──────── Extracted data ────────
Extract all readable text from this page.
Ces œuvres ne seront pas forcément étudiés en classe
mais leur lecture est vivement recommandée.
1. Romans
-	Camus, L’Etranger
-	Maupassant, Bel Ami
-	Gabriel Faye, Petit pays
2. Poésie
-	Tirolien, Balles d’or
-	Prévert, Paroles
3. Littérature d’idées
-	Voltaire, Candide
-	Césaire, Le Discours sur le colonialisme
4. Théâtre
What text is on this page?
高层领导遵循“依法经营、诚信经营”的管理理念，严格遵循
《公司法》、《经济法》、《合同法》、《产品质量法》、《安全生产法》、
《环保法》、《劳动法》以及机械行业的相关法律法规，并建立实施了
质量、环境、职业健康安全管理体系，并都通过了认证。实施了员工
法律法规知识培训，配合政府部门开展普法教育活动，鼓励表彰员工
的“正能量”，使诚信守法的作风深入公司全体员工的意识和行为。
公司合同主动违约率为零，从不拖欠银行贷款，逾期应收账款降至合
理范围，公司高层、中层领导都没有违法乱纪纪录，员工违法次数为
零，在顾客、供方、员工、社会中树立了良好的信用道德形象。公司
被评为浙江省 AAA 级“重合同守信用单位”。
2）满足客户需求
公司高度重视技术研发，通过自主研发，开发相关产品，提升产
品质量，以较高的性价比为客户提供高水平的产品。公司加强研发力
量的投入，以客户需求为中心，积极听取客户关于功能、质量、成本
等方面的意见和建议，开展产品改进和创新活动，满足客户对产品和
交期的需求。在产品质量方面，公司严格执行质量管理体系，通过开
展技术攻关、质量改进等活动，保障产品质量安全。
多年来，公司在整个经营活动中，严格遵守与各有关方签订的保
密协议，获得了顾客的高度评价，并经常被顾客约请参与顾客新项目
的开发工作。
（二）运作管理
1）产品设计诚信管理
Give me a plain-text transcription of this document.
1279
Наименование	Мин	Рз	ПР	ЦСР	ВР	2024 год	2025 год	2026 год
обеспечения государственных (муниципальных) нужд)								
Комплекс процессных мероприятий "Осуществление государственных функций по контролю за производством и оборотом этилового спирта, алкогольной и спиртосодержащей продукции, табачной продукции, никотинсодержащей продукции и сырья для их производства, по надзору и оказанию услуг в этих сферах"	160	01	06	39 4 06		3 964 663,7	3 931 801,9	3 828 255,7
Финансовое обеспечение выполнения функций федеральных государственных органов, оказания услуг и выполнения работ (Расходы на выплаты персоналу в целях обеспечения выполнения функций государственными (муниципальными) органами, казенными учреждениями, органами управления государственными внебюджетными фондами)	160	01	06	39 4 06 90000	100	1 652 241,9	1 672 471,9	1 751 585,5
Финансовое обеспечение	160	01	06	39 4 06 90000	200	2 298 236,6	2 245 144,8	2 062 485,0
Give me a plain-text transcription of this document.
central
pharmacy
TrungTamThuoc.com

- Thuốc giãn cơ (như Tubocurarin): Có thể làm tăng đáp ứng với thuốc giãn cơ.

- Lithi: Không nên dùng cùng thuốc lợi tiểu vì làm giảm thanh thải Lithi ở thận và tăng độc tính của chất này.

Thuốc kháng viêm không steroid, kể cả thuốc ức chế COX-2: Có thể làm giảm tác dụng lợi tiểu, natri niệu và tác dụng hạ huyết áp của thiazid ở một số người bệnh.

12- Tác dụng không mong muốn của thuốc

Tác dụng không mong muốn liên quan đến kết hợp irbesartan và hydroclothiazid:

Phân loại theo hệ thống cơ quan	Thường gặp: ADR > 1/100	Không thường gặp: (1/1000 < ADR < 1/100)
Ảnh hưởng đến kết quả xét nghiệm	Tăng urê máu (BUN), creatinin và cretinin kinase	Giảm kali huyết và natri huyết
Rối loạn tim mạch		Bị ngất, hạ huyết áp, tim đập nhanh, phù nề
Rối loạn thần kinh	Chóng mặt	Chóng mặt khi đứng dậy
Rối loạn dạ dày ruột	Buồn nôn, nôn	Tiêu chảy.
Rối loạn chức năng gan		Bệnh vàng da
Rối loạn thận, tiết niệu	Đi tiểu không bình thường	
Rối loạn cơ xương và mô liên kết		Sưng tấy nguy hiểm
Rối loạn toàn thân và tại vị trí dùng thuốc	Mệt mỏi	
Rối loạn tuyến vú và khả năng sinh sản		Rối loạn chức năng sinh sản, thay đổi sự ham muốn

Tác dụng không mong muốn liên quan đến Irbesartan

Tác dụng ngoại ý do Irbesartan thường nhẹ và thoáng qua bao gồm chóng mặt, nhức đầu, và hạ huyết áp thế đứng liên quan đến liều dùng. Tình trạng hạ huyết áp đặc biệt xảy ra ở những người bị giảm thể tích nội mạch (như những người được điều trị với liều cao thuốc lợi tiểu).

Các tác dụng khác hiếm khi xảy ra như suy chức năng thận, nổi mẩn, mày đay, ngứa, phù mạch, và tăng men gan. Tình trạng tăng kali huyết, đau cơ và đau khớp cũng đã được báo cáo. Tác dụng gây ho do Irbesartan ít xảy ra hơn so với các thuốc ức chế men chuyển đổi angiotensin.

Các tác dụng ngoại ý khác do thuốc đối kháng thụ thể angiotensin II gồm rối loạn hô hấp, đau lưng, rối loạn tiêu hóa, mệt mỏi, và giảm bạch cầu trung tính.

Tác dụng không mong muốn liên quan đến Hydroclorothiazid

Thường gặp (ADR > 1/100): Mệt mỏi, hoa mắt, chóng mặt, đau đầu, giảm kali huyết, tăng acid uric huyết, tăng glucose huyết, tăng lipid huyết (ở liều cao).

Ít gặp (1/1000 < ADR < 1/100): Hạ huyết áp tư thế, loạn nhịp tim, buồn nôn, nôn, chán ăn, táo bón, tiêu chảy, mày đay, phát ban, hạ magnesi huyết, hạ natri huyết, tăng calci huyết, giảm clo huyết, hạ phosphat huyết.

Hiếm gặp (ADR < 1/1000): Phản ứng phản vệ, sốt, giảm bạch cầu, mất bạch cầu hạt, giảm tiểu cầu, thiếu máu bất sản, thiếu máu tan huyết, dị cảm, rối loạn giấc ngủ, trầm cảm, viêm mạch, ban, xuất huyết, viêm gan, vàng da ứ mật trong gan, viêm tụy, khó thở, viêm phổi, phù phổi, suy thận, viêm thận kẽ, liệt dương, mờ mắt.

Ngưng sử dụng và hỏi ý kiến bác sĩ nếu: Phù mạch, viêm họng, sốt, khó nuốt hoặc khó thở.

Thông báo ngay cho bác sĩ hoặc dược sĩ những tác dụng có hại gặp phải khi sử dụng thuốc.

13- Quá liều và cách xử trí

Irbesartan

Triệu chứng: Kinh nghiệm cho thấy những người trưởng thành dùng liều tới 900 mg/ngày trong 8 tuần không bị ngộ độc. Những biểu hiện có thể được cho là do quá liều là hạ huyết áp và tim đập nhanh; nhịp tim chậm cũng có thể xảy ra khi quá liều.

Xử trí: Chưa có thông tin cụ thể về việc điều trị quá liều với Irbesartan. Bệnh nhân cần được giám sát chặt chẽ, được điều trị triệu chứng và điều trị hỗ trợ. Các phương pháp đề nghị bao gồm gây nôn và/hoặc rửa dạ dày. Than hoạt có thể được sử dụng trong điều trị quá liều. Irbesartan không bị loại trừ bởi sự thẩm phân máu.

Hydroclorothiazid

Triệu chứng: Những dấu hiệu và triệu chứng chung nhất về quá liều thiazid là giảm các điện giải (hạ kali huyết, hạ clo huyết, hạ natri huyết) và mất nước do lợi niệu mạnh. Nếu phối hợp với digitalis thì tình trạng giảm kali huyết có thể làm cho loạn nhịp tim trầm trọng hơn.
────────
## Task statement:
Each line of the listing above should be output exactly.

## Full solution:
Extract all readable text from this page.
Ces œuvres ne seront pas forcément étudiés en classe
mais leur lecture est vivement recommandée.
1. Romans
-	Camus, L’Etranger
-	Maupassant, Bel Ami
-	Gabriel Faye, Petit pays
2. Poésie
-	Tirolien, Balles d’or
-	Prévert, Paroles
3. Littérature d’idées
-	Voltaire, Candide
-	Césaire, Le Discours sur le colonialisme
4. Théâtre
What text is on this page?
高层领导遵循“依法经营、诚信经营”的管理理念，严格遵循
《公司法》、《经济法》、《合同法》、《产品质量法》、《安全生产法》、
《环保法》、《劳动法》以及机械行业的相关法律法规，并建立实施了
质量、环境、职业健康安全管理体系，并都通过了认证。实施了员工
法律法规知识培训，配合政府部门开展普法教育活动，鼓励表彰员工
的“正能量”，使诚信守法的作风深入公司全体员工的意识和行为。
公司合同主动违约率为零，从不拖欠银行贷款，逾期应收账款降至合
理范围，公司高层、中层领导都没有违法乱纪纪录，员工违法次数为
零，在顾客、供方、员工、社会中树立了良好的信用道德形象。公司
被评为浙江省 AAA 级“重合同守信用单位”。
2）满足客户需求
公司高度重视技术研发，通过自主研发，开发相关产品，提升产
品质量，以较高的性价比为客户提供高水平的产品。公司加强研发力
量的投入，以客户需求为中心，积极听取客户关于功能、质量、成本
等方面的意见和建议，开展产品改进和创新活动，满足客户对产品和
交期的需求。在产品质量方面，公司严格执行质量管理体系，通过开
展技术攻关、质量改进等活动，保障产品质量安全。
多年来，公司在整个经营活动中，严格遵守与各有关方签订的保
密协议，获得了顾客的高度评价，并经常被顾客约请参与顾客新项目
的开发工作。
（二）运作管理
1）产品设计诚信管理
Give me a plain-text transcription of this document.
1279
Наименование	Мин	Рз	ПР	ЦСР	ВР	2024 год	2025 год	2026 год
обеспечения государственных (муниципальных) нужд)								
Комплекс процессных мероприятий "Осуществление государственных функций по контролю за производством и оборотом этилового спирта, алкогольной и спиртосодержащей продукции, табачной продукции, никотинсодержащей продукции и сырья для их производства, по надзору и оказанию услуг в этих сферах"	160	01	06	39 4 06		3 964 663,7	3 931 801,9	3 828 255,7
Финансовое обеспечение выполнения функций федеральных государственных органов, оказания услуг и выполнения работ (Расходы на выплаты персоналу в целях обеспечения выполнения функций государственными (муниципальными) органами, казенными учреждениями, органами управления государственными внебюджетными фондами)	160	01	06	39 4 06 90000	100	1 652 241,9	1 672 471,9	1 751 585,5
Финансовое обеспечение	160	01	06	39 4 06 90000	200	2 298 236,6	2 245 144,8	2 062 485,0
Give me a plain-text transcription of this document.
central
pharmacy
TrungTamThuoc.com

- Thuốc giãn cơ (như Tubocurarin): Có thể làm tăng đáp ứng với thuốc giãn cơ.

- Lithi: Không nên dùng cùng thuốc lợi tiểu vì làm giảm thanh thải Lithi ở thận và tăng độc tính của chất này.

Thuốc kháng viêm không steroid, kể cả thuốc ức chế COX-2: Có thể làm giảm tác dụng lợi tiểu, natri niệu và tác dụng hạ huyết áp của thiazid ở một số người bệnh.

12- Tác dụng không mong muốn của thuốc

Tác dụng không mong muốn liên quan đến kết hợp irbesartan và hydroclothiazid:

Phân loại theo hệ thống cơ quan	Thường gặp: ADR > 1/100	Không thường gặp: (1/1000 < ADR < 1/100)
Ảnh hưởng đến kết quả xét nghiệm	Tăng urê máu (BUN), creatinin và cretinin kinase	Giảm kali huyết và natri huyết
Rối loạn tim mạch		Bị ngất, hạ huyết áp, tim đập nhanh, phù nề
Rối loạn thần kinh	Chóng mặt	Chóng mặt khi đứng dậy
Rối loạn dạ dày ruột	Buồn nôn, nôn	Tiêu chảy.
Rối loạn chức năng gan		Bệnh vàng da
Rối loạn thận, tiết niệu	Đi tiểu không bình thường	
Rối loạn cơ xương và mô liên kết		Sưng tấy nguy hiểm
Rối loạn toàn thân và tại vị trí dùng thuốc	Mệt mỏi	
Rối loạn tuyến vú và khả năng sinh sản		Rối loạn chức năng sinh sản, thay đổi sự ham muốn

Tác dụng không mong muốn liên quan đến Irbesartan

Tác dụng ngoại ý do Irbesartan thường nhẹ và thoáng qua bao gồm chóng mặt, nhức đầu, và hạ huyết áp thế đứng liên quan đến liều dùng. Tình trạng hạ huyết áp đặc biệt xảy ra ở những người bị giảm thể tích nội mạch (như những người được điều trị với liều cao thuốc lợi tiểu).

Các tác dụng khác hiếm khi xảy ra như suy chức năng thận, nổi mẩn, mày đay, ngứa, phù mạch, và tăng men gan. Tình trạng tăng kali huyết, đau cơ và đau khớp cũng đã được báo cáo. Tác dụng gây ho do Irbesartan ít xảy ra hơn so với các thuốc ức chế men chuyển đổi angiotensin.

Các tác dụng ngoại ý khác do thuốc đối kháng thụ thể angiotensin II gồm rối loạn hô hấp, đau lưng, rối loạn tiêu hóa, mệt mỏi, và giảm bạch cầu trung tính.

Tác dụng không mong muốn liên quan đến Hydroclorothiazid

Thường gặp (ADR > 1/100): Mệt mỏi, hoa mắt, chóng mặt, đau đầu, giảm kali huyết, tăng acid uric huyết, tăng glucose huyết, tăng lipid huyết (ở liều cao).

Ít gặp (1/1000 < ADR < 1/100): Hạ huyết áp tư thế, loạn nhịp tim, buồn nôn, nôn, chán ăn, táo bón, tiêu chảy, mày đay, phát ban, hạ magnesi huyết, hạ natri huyết, tăng calci huyết, giảm clo huyết, hạ phosphat huyết.

Hiếm gặp (ADR < 1/1000): Phản ứng phản vệ, sốt, giảm bạch cầu, mất bạch cầu hạt, giảm tiểu cầu, thiếu máu bất sản, thiếu máu tan huyết, dị cảm, rối loạn giấc ngủ, trầm cảm, viêm mạch, ban, xuất huyết, viêm gan, vàng da ứ mật trong gan, viêm tụy, khó thở, viêm phổi, phù phổi, suy thận, viêm thận kẽ, liệt dương, mờ mắt.

Ngưng sử dụng và hỏi ý kiến bác sĩ nếu: Phù mạch, viêm họng, sốt, khó nuốt hoặc khó thở.

Thông báo ngay cho bác sĩ hoặc dược sĩ những tác dụng có hại gặp phải khi sử dụng thuốc.

13- Quá liều và cách xử trí

Irbesartan

Triệu chứng: Kinh nghiệm cho thấy những người trưởng thành dùng liều tới 900 mg/ngày trong 8 tuần không bị ngộ độc. Những biểu hiện có thể được cho là do quá liều là hạ huyết áp và tim đập nhanh; nhịp tim chậm cũng có thể xảy ra khi quá liều.

Xử trí: Chưa có thông tin cụ thể về việc điều trị quá liều với Irbesartan. Bệnh nhân cần được giám sát chặt chẽ, được điều trị triệu chứng và điều trị hỗ trợ. Các phương pháp đề nghị bao gồm gây nôn và/hoặc rửa dạ dày. Than hoạt có thể được sử dụng trong điều trị quá liều. Irbesartan không bị loại trừ bởi sự thẩm phân máu.

Hydroclorothiazid

Triệu chứng: Những dấu hiệu và triệu chứng chung nhất về quá liều thiazid là giảm các điện giải (hạ kali huyết, hạ clo huyết, hạ natri huyết) và mất nước do lợi niệu mạnh. Nếu phối hợp với digitalis thì tình trạng giảm kali huyết có thể làm cho loạn nhịp tim trầm trọng hơn.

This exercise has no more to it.